#### Source passage
++++++
Give him an inch and he’ll take a million board-feet. After Forest Service Chief Mike Dombeck announced an 18-month roadbuilding moratorium on most roadless forest lands (HCN, 2/2/98), Idaho Sen. Larry Craig attached a rider to the supplemental appropriations bill. It encourages more logging on national forests to make up for what will be off-limits.

In the Beehive State, state coffers are off-limits to the Republican Legislature that wanted to fund a legal battle over the Grand Staircase-Escalante National Monument. After vetoing the bill, Utah Republican Gov. Mike Leavitt told the Salt Lake Tribune that he’s still opposed to what critics have labeled a federal land grab, but “it seems to me that those who bring the (legal) actions ought to pay for those actions.”

Federal dollars still pay for B-2 bombers to bomb Nevada. Although the Department of Energy plans fewer than 15 tests this year- down from a high of 150 – at the Tonopah Test Range, mothballing the site could save $5 million a year, reports the Albuquerque Journal. As the number of bombing tests has dropped, the price of each individual test has climbed. The DOE Inspector General’s office found a single test at Tonopah costs $564,000 – 24 times more costly than dropping bombs at Florida’s Eglin Air Force Base.
++++++
#### Work request A
Name every person in the news briefs, giving each one's title as the briefs state it.
#### Work request B
Carry the news briefs forward with the next item, in the same tone.
++++++
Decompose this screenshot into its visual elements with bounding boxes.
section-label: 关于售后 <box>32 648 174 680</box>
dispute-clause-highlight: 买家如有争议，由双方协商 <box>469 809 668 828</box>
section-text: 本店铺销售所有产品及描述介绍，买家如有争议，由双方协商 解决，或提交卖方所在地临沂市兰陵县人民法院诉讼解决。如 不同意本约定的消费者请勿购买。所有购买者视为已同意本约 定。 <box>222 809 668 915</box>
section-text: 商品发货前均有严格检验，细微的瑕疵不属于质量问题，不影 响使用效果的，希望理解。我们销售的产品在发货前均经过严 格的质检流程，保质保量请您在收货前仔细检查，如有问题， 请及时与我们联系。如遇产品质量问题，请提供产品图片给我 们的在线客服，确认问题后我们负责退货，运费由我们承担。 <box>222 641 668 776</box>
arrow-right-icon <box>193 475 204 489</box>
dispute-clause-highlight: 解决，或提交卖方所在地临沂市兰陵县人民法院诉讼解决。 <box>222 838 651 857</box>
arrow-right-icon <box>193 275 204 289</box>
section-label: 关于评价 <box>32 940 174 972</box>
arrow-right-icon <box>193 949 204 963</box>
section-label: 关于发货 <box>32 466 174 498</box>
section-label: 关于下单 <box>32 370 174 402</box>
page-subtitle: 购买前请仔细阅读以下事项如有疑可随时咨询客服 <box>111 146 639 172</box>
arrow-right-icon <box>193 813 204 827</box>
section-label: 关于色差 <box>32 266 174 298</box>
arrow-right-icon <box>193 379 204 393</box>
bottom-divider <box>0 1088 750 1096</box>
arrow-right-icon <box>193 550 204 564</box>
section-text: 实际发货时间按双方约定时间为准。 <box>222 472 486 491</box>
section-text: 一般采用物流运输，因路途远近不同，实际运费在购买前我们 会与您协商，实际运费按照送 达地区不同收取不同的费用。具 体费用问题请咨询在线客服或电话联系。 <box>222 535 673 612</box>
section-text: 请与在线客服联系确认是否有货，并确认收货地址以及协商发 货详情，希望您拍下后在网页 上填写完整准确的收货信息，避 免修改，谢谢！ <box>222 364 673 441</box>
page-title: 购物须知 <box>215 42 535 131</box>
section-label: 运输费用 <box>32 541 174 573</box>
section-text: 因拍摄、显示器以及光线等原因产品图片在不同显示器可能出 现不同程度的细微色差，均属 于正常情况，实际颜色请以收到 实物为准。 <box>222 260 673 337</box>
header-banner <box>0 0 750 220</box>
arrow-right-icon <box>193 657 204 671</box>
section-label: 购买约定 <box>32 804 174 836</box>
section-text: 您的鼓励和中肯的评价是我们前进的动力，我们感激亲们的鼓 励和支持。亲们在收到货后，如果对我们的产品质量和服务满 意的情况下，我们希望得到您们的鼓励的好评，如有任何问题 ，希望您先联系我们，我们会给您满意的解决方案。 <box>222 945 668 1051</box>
++++++
#### Written response A
Forest Service Chief Mike Dombeck
Idaho Sen. Larry Craig
Utah Republican Gov. Mike Leavitt

#### Written response B
Bombs aren’t yet dropping in Idaho. Though the U.S. Air Force announced in 1993 it was planning an 11,000-acre bombing range in the Owyhee Canyonlands, it first needs approval from the BLM (HCN, 4/13/98). Last month, the Bureau of Land Management announced it’s not convinced low-level flights won’t harm bighorn sheep. Meanwhile, the Greater Owyhee Legal Defense has filed suit against the Air Force to stop the bombing range plan.

In Nevada’s remote Crescent Valley (HCN, 4/3/95), the BLM continues to pursue Western Shoshone tribal members Mary and Carrie Dann for grazing livestock without a permit. In 1995, the BLM revoked the grazing permit owned by the sisters after they failed to transfer the grazing privileges once owned by their father to their own name. Still, the Dann Ranch continues to graze the land, which the family says is tribal land. That argument was rejected by federal courts in 1991 and the BLM has threatened to impound the family’s livestock.

* Dustin Solberg


This article appeared in the print edition of the magazine with the headline The Wayward West.